Records that describe figures:
-- START --

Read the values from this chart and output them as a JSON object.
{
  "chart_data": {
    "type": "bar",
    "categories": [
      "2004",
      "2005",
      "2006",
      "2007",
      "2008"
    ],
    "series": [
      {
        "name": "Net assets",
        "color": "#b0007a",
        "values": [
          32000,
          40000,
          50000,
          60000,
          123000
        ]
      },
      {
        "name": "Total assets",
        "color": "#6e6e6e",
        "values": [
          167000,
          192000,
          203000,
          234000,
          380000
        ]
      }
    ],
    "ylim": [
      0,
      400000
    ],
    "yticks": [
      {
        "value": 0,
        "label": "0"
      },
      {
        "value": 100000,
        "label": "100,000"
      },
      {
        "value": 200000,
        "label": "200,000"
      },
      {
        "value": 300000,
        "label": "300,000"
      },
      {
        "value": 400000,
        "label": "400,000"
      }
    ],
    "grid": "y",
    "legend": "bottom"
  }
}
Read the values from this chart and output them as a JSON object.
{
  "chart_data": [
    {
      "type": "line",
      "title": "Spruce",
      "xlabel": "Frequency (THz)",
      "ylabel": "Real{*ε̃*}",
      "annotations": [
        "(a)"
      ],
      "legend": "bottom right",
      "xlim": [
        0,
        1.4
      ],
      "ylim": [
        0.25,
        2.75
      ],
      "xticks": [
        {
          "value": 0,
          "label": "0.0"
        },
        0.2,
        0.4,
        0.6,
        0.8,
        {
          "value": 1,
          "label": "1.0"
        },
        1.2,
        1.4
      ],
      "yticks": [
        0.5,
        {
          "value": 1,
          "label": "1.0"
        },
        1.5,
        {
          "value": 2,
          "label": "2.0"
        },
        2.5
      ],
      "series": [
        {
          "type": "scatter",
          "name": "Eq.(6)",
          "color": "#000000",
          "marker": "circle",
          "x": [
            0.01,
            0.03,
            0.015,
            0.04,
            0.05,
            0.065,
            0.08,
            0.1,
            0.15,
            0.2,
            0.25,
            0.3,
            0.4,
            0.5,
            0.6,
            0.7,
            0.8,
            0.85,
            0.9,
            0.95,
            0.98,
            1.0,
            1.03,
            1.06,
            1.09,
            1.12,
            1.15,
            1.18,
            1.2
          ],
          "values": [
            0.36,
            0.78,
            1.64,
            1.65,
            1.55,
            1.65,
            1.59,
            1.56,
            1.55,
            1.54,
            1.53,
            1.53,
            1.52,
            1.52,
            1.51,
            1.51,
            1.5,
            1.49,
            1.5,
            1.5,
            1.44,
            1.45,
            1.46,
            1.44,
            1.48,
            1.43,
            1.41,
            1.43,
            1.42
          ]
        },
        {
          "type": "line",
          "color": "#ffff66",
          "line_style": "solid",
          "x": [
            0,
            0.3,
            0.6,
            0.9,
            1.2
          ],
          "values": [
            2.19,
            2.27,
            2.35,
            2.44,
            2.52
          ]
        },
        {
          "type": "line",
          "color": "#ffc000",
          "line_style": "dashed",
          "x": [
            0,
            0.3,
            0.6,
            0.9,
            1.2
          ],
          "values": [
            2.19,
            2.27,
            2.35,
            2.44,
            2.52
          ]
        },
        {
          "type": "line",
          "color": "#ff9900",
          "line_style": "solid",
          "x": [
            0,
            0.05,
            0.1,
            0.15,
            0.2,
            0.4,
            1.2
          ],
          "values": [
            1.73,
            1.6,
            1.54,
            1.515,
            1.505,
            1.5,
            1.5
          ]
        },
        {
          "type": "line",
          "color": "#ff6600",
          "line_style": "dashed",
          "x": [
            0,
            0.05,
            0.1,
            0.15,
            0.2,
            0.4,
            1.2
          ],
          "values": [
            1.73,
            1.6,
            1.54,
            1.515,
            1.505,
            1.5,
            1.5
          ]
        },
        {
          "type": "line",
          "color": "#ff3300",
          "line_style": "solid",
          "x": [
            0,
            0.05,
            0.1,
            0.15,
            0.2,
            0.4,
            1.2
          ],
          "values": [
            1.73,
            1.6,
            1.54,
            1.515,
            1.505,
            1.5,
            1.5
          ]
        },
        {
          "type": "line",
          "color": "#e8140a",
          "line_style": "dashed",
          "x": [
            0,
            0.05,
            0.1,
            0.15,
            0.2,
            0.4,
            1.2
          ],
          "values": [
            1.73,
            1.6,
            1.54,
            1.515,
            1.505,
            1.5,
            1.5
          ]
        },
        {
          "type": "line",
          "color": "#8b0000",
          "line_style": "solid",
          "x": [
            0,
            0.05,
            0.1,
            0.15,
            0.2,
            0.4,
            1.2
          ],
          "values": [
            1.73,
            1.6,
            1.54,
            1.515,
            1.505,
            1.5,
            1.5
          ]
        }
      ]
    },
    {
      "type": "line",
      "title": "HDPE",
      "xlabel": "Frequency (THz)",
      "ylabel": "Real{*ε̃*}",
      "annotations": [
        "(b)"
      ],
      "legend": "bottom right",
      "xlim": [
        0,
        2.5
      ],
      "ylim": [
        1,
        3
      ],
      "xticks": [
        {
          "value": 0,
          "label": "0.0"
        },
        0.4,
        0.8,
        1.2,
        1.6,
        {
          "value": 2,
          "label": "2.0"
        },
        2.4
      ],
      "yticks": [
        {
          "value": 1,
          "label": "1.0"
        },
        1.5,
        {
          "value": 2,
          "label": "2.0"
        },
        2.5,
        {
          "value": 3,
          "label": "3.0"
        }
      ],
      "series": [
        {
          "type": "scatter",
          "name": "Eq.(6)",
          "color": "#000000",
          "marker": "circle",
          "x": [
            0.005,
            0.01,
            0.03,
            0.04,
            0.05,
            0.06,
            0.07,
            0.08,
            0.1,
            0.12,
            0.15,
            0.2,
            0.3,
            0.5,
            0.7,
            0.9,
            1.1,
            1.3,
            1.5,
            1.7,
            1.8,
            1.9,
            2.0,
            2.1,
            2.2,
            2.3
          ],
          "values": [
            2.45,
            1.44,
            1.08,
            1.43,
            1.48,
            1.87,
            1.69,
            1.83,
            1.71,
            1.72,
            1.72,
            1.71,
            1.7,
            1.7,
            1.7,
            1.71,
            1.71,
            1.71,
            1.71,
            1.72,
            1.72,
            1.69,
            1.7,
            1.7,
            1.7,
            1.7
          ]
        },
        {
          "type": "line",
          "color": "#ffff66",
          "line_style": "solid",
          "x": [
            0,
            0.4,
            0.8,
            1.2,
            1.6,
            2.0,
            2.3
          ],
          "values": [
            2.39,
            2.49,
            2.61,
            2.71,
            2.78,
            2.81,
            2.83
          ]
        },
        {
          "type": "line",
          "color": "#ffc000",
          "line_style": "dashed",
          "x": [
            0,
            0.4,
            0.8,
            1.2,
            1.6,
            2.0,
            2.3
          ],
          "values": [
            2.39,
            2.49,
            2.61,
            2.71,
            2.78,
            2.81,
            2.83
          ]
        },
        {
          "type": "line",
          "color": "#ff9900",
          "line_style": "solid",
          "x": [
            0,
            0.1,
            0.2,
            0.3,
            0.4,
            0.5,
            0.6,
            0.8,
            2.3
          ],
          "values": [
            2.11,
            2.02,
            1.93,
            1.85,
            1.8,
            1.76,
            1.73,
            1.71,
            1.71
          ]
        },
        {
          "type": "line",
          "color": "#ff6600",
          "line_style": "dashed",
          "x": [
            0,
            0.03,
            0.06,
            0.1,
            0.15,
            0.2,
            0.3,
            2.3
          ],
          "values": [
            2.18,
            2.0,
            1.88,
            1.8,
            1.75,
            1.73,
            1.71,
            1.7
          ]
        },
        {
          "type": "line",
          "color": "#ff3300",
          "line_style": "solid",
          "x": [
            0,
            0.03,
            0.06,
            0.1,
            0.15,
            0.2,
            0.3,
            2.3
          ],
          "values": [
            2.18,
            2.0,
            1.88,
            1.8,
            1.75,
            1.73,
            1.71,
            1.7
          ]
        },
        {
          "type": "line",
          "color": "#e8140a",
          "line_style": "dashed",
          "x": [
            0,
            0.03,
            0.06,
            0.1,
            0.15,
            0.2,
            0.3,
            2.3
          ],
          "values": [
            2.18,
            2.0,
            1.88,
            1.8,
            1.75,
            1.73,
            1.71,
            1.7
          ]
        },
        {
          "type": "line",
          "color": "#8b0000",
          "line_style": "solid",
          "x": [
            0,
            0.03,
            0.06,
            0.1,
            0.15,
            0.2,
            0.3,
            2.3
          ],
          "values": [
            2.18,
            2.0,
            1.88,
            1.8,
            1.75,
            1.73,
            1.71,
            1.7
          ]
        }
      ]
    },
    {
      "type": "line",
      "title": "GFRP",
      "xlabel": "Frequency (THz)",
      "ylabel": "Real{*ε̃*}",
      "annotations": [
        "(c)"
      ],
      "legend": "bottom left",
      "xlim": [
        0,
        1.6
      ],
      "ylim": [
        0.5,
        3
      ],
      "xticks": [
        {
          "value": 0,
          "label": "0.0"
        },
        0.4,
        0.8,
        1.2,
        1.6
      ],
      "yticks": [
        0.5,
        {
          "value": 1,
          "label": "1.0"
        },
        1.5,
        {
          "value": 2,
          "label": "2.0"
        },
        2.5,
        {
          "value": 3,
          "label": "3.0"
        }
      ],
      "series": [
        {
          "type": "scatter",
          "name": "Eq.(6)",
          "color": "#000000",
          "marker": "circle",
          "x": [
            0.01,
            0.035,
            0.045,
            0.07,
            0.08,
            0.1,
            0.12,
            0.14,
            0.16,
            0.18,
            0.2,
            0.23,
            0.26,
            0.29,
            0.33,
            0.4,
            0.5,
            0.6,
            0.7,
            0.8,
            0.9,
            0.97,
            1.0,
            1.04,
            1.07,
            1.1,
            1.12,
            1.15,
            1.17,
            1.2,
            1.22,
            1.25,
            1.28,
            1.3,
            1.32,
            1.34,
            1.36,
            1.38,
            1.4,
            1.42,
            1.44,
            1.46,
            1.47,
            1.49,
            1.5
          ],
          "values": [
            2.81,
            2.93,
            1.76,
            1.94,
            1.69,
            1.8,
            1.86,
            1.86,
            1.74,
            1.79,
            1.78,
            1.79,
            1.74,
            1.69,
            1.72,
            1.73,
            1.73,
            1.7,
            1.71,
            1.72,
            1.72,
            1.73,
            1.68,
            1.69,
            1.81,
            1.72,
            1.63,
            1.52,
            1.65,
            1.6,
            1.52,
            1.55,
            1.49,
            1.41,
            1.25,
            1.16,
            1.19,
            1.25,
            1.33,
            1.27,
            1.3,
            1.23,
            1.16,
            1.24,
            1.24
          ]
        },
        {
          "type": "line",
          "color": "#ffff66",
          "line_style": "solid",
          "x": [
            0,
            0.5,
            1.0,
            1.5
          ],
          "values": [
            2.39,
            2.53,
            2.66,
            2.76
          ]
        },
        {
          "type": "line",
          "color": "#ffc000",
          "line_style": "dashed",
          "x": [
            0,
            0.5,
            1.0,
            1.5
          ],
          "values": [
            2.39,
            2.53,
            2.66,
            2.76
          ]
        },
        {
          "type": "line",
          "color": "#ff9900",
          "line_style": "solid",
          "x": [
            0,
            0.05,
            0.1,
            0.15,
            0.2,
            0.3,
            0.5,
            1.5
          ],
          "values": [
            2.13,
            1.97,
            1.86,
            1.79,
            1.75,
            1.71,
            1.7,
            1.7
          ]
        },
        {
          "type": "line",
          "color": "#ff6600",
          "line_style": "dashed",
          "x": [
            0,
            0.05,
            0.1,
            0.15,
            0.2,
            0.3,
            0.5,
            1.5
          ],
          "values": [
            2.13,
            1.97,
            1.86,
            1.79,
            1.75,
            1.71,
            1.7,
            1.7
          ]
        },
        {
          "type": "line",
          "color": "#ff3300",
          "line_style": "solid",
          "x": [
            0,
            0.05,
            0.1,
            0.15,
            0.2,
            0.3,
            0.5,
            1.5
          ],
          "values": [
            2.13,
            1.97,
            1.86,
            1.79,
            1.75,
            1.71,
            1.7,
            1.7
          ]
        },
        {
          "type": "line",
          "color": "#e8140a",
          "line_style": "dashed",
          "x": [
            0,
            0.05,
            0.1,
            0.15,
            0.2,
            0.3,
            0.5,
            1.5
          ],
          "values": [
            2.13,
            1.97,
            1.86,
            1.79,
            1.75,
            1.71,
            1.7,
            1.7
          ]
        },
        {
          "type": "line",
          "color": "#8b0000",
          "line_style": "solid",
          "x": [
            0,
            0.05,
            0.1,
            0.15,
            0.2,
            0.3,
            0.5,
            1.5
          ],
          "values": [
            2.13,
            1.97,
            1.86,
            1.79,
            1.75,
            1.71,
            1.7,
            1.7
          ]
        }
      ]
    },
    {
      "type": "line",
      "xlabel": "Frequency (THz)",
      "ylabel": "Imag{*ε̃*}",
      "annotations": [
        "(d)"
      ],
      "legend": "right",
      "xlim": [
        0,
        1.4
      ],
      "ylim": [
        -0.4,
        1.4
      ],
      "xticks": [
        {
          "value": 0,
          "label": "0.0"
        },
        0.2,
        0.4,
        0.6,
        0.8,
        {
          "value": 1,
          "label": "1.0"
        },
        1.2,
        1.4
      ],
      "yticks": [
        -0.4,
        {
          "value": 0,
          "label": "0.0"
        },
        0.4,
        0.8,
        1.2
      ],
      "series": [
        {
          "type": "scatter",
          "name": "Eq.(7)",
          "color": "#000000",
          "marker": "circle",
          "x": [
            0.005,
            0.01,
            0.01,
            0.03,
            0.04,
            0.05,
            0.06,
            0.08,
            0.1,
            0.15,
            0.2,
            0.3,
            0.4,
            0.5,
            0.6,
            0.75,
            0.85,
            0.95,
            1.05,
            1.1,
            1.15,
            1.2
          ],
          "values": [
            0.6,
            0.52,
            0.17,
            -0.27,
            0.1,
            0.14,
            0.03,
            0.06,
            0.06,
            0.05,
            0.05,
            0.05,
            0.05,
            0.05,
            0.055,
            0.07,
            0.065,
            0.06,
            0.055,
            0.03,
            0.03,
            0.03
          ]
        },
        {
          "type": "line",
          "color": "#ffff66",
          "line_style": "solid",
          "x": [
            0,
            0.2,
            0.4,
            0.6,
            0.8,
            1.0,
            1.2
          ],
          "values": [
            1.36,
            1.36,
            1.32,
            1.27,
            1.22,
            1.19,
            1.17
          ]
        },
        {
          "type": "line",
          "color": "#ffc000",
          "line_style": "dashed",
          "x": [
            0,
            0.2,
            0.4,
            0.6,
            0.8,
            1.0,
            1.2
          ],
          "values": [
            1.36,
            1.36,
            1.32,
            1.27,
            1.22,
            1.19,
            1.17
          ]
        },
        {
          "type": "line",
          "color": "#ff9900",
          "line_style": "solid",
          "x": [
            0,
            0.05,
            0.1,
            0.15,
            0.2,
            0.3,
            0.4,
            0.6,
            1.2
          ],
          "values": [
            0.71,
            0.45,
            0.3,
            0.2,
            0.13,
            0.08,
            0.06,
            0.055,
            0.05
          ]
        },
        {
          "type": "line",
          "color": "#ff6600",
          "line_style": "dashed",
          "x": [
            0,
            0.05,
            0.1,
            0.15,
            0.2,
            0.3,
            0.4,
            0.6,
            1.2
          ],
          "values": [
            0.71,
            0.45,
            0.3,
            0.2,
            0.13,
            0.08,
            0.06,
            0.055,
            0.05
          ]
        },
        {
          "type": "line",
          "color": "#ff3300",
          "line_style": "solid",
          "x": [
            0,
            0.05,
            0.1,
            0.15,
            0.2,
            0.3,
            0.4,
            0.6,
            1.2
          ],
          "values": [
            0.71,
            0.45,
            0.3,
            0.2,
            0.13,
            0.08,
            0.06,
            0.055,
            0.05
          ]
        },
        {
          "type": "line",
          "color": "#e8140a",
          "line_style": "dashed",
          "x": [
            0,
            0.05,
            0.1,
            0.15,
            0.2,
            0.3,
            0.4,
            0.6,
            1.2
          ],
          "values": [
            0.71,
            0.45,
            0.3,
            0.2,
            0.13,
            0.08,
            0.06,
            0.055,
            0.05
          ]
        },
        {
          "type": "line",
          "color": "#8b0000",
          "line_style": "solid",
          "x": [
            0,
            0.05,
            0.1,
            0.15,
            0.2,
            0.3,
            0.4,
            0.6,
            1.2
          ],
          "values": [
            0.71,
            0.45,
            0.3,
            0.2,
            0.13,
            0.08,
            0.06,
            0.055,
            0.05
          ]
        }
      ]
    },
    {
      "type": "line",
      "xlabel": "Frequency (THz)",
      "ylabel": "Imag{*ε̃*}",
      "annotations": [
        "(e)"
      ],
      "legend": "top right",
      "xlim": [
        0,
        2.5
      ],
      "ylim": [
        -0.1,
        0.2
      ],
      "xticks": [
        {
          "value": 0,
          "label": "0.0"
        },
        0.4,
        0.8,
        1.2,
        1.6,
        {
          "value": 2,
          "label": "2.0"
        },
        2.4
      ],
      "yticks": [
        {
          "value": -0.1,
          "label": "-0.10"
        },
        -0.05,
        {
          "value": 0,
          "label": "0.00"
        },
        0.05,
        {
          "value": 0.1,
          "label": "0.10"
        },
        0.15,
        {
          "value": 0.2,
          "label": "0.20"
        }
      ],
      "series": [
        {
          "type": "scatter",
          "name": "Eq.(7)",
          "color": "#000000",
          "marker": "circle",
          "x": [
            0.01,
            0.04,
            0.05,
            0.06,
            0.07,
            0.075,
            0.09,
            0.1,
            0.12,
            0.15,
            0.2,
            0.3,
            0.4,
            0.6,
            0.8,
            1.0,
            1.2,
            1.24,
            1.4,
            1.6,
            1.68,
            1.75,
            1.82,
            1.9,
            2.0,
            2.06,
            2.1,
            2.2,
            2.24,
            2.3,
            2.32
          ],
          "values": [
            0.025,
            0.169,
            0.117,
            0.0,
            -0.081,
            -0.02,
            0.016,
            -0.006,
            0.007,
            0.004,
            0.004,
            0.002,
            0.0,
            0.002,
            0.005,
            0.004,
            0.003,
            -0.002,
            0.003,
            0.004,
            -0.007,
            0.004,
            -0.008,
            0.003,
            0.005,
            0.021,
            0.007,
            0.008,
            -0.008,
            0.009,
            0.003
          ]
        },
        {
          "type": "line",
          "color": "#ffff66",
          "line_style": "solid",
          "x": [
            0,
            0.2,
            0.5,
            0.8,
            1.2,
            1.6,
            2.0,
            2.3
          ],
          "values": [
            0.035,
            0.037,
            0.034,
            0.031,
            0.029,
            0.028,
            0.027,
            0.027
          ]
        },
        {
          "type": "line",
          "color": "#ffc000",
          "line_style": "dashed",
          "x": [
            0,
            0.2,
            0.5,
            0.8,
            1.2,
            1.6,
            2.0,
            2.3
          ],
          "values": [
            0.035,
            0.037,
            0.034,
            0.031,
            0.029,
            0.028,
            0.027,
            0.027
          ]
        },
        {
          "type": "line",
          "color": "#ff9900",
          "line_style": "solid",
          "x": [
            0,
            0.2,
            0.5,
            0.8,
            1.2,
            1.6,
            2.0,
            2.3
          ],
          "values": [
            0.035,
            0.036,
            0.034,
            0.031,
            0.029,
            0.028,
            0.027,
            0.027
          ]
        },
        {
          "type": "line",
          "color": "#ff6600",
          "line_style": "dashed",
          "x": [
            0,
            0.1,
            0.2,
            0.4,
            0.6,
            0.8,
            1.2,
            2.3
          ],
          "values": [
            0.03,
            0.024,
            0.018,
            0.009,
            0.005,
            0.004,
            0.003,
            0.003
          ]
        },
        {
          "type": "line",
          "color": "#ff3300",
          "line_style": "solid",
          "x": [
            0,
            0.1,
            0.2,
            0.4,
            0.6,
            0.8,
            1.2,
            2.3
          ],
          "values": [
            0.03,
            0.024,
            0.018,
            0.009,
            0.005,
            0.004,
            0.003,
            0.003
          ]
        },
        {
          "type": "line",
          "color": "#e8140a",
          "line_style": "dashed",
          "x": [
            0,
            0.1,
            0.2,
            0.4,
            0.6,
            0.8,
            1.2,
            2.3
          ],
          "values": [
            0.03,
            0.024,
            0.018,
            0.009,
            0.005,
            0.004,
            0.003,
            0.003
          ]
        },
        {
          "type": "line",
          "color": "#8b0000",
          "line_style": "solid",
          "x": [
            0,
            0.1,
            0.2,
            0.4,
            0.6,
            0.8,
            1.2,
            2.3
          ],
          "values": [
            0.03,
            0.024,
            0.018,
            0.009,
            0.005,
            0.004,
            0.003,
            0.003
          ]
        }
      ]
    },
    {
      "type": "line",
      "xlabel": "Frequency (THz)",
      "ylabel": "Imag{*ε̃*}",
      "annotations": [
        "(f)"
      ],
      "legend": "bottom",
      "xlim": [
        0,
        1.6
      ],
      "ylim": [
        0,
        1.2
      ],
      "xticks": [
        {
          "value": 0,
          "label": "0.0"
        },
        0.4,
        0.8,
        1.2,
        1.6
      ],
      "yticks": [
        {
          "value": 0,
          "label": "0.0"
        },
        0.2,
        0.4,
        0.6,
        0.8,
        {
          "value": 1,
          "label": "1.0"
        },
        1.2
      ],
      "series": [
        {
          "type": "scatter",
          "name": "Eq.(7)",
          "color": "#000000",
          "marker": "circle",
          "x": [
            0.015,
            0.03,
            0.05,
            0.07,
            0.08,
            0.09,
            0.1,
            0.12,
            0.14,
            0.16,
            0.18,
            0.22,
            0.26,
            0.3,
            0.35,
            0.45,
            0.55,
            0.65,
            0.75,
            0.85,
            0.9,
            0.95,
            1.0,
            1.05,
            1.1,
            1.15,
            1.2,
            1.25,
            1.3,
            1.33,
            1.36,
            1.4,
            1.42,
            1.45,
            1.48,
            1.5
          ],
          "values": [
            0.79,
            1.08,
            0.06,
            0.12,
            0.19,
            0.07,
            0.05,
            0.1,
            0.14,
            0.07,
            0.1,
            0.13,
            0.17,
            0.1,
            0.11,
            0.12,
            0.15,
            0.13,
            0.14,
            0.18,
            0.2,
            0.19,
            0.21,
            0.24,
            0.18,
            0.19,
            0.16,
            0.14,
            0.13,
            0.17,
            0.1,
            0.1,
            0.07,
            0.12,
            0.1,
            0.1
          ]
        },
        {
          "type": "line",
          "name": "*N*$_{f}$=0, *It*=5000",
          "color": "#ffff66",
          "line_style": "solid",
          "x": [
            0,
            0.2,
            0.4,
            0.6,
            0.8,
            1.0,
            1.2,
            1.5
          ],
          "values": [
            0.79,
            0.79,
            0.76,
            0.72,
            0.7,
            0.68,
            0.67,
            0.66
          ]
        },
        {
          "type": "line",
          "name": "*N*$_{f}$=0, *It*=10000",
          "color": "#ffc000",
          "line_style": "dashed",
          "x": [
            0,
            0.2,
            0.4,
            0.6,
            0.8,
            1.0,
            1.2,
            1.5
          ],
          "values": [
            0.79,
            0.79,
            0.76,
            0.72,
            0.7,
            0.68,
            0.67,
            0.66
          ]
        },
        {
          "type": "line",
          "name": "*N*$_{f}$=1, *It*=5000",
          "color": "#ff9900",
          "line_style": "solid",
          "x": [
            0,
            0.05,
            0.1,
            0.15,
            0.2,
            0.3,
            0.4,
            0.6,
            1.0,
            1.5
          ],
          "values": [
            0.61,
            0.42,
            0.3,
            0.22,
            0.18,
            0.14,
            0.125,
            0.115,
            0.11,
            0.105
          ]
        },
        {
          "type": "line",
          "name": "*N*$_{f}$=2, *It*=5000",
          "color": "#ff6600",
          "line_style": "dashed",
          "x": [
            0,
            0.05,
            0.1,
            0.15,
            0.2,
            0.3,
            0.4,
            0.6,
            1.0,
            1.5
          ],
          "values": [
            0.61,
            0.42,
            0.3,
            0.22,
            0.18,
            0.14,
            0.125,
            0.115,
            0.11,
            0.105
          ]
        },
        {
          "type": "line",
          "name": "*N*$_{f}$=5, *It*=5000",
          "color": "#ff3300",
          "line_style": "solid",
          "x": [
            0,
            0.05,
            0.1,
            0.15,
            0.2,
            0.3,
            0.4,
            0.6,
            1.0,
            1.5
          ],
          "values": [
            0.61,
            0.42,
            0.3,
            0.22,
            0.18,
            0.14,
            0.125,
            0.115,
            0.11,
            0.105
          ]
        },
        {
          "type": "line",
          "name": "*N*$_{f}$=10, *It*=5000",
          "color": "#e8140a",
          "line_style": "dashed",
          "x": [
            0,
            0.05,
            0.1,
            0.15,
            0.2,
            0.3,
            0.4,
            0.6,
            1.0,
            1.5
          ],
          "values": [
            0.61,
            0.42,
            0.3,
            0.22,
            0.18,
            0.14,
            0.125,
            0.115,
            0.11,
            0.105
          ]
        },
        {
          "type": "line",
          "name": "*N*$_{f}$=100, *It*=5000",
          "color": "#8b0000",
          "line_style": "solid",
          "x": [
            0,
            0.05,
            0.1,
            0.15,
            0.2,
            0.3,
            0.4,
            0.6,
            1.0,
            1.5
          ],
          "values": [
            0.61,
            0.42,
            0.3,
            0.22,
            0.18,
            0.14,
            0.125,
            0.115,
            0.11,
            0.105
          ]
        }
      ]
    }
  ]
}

-- END --

What needs to be done: Extract every line containing the string "legend" from the material.

Full response:
    "legend": "bottom"
      "legend": "bottom right",
      "legend": "bottom right",
      "legend": "bottom left",
      "legend": "right",
      "legend": "top right",
      "legend": "bottom",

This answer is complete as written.